Entries from a dataset:
····················

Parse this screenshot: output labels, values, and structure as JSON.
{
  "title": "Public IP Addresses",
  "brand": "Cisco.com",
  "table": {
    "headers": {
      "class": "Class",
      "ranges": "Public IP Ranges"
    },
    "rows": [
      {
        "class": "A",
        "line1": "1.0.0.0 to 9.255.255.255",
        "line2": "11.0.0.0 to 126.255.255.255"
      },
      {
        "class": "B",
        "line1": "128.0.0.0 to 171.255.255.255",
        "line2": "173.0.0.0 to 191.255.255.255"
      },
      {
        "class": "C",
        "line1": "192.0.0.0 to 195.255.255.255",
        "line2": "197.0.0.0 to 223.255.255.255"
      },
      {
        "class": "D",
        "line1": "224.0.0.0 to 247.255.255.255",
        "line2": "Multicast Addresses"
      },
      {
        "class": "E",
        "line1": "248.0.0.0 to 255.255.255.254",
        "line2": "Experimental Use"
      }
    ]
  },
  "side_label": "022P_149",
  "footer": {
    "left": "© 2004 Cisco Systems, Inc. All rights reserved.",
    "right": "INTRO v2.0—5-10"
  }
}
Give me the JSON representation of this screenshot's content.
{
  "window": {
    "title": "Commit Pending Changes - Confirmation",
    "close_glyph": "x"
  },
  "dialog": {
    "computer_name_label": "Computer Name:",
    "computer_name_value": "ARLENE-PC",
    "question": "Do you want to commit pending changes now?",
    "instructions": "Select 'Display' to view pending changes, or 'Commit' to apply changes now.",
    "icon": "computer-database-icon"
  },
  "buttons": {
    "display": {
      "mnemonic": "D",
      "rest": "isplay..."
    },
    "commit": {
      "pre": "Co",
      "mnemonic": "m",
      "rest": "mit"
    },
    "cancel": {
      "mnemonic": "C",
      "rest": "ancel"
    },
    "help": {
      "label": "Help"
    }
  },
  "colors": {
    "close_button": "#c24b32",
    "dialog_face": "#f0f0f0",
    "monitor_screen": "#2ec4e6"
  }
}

····················

Where a line of the entries contains the word "title", copy that line.

→ Task answer:
  "title": "Public IP Addresses",
    "title": "Commit Pending Changes - Confirmation",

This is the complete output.